** Begin Data provided **
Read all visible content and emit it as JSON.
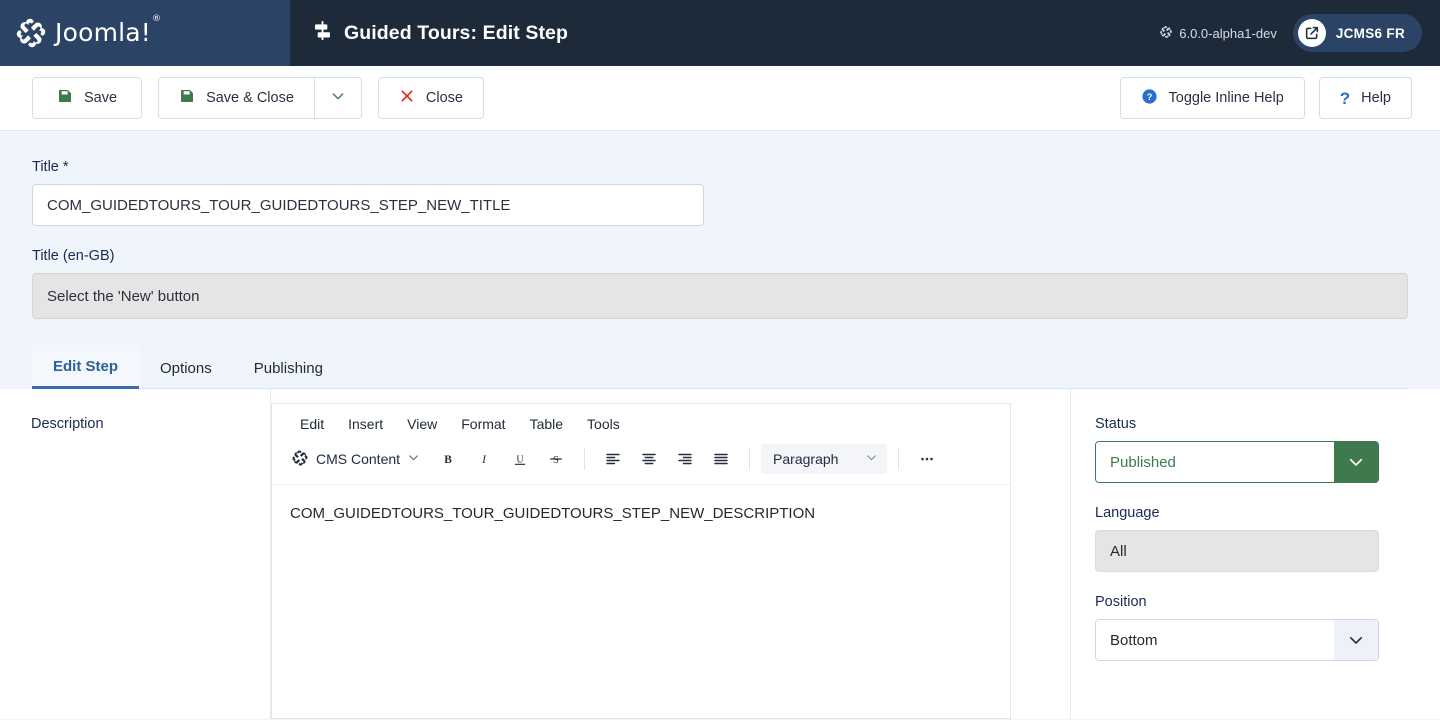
{
  "header": {
    "brand": "Joomla!",
    "brand_trademark": "®",
    "title": "Guided Tours: Edit Step",
    "title_icon": "signpost-icon",
    "version": "6.0.0-alpha1-dev",
    "version_icon": "joomla-icon",
    "site_pill_label": "JCMS6 FR",
    "site_pill_icon": "external-link-icon",
    "colors": {
      "logo_zone": "#2b4365",
      "title_zone": "#1c2a3a",
      "pill": "#2b4365"
    }
  },
  "toolbar": {
    "save_label": "Save",
    "save_icon": "floppy-disk-icon",
    "save_close_label": "Save & Close",
    "save_close_icon": "floppy-disk-icon",
    "dropdown_icon": "chevron-down-icon",
    "close_label": "Close",
    "close_icon": "x-icon",
    "toggle_inline_help_label": "Toggle Inline Help",
    "toggle_inline_help_icon": "question-circle-icon",
    "help_label": "Help",
    "help_icon": "question-mark-icon",
    "colors": {
      "save_icon": "#3e7a4e",
      "close_icon": "#d9342b",
      "help_icon": "#2a6fc9"
    }
  },
  "form": {
    "title_label": "Title *",
    "title_value": "COM_GUIDEDTOURS_TOUR_GUIDEDTOURS_STEP_NEW_TITLE",
    "title_placeholder": "",
    "title_engb_label": "Title (en-GB)",
    "title_engb_value": "Select the 'New' button",
    "title_engb_placeholder": ""
  },
  "tabs": [
    {
      "label": "Edit Step",
      "active": true
    },
    {
      "label": "Options",
      "active": false
    },
    {
      "label": "Publishing",
      "active": false
    }
  ],
  "editor": {
    "field_label": "Description",
    "menubar": [
      "Edit",
      "Insert",
      "View",
      "Format",
      "Table",
      "Tools"
    ],
    "cms_content_label": "CMS Content",
    "cms_content_icon": "joomla-icon",
    "cms_caret_icon": "chevron-down-icon",
    "bold_icon": "bold-icon",
    "italic_icon": "italic-icon",
    "underline_icon": "underline-icon",
    "strikethrough_icon": "strikethrough-icon",
    "align_left_icon": "align-left-icon",
    "align_center_icon": "align-center-icon",
    "align_right_icon": "align-right-icon",
    "align_justify_icon": "align-justify-icon",
    "format_select_value": "Paragraph",
    "format_caret_icon": "chevron-down-icon",
    "more_icon": "ellipsis-icon",
    "content": "COM_GUIDEDTOURS_TOUR_GUIDEDTOURS_STEP_NEW_DESCRIPTION"
  },
  "sidebar": {
    "status_label": "Status",
    "status_value": "Published",
    "status_caret_icon": "chevron-down-icon",
    "status_color": "#3e7a4e",
    "language_label": "Language",
    "language_value": "All",
    "position_label": "Position",
    "position_value": "Bottom",
    "position_caret_icon": "chevron-down-icon"
  }
}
** End Data provided **
→ **What is being asked**: Output a faithful copy of the data, with each picture left out.

→ **Task response**:
Read all visible content and emit it as JSON.
{
  "header": {
    "brand": "Joomla!",
    "brand_trademark": "®",
    "title": "Guided Tours: Edit Step",
    "title_icon": "signpost-icon",
    "version": "6.0.0-alpha1-dev",
    "version_icon": "joomla-icon",
    "site_pill_label": "JCMS6 FR",
    "site_pill_icon": "external-link-icon",
    "colors": {
      "logo_zone": "#2b4365",
      "title_zone": "#1c2a3a",
      "pill": "#2b4365"
    }
  },
  "toolbar": {
    "save_label": "Save",
    "save_icon": "floppy-disk-icon",
    "save_close_label": "Save & Close",
    "save_close_icon": "floppy-disk-icon",
    "dropdown_icon": "chevron-down-icon",
    "close_label": "Close",
    "close_icon": "x-icon",
    "toggle_inline_help_label": "Toggle Inline Help",
    "toggle_inline_help_icon": "question-circle-icon",
    "help_label": "Help",
    "help_icon": "question-mark-icon",
    "colors": {
      "save_icon": "#3e7a4e",
      "close_icon": "#d9342b",
      "help_icon": "#2a6fc9"
    }
  },
  "form": {
    "title_label": "Title *",
    "title_value": "COM_GUIDEDTOURS_TOUR_GUIDEDTOURS_STEP_NEW_TITLE",
    "title_placeholder": "",
    "title_engb_label": "Title (en-GB)",
    "title_engb_value": "Select the 'New' button",
    "title_engb_placeholder": ""
  },
  "tabs": [
    {
      "label": "Edit Step",
      "active": true
    },
    {
      "label": "Options",
      "active": false
    },
    {
      "label": "Publishing",
      "active": false
    }
  ],
  "editor": {
    "field_label": "Description",
    "menubar": [
      "Edit",
      "Insert",
      "View",
      "Format",
      "Table",
      "Tools"
    ],
    "cms_content_label": "CMS Content",
    "cms_content_icon": "joomla-icon",
    "cms_caret_icon": "chevron-down-icon",
    "bold_icon": "bold-icon",
    "italic_icon": "italic-icon",
    "underline_icon": "underline-icon",
    "strikethrough_icon": "strikethrough-icon",
    "align_left_icon": "align-left-icon",
    "align_center_icon": "align-center-icon",
    "align_right_icon": "align-right-icon",
    "align_justify_icon": "align-justify-icon",
    "format_select_value": "Paragraph",
    "format_caret_icon": "chevron-down-icon",
    "more_icon": "ellipsis-icon",
    "content": "COM_GUIDEDTOURS_TOUR_GUIDEDTOURS_STEP_NEW_DESCRIPTION"
  },
  "sidebar": {
    "status_label": "Status",
    "status_value": "Published",
    "status_caret_icon": "chevron-down-icon",
    "status_color": "#3e7a4e",
    "language_label": "Language",
    "language_value": "All",
    "position_label": "Position",
    "position_value": "Bottom",
    "position_caret_icon": "chevron-down-icon"
  }
}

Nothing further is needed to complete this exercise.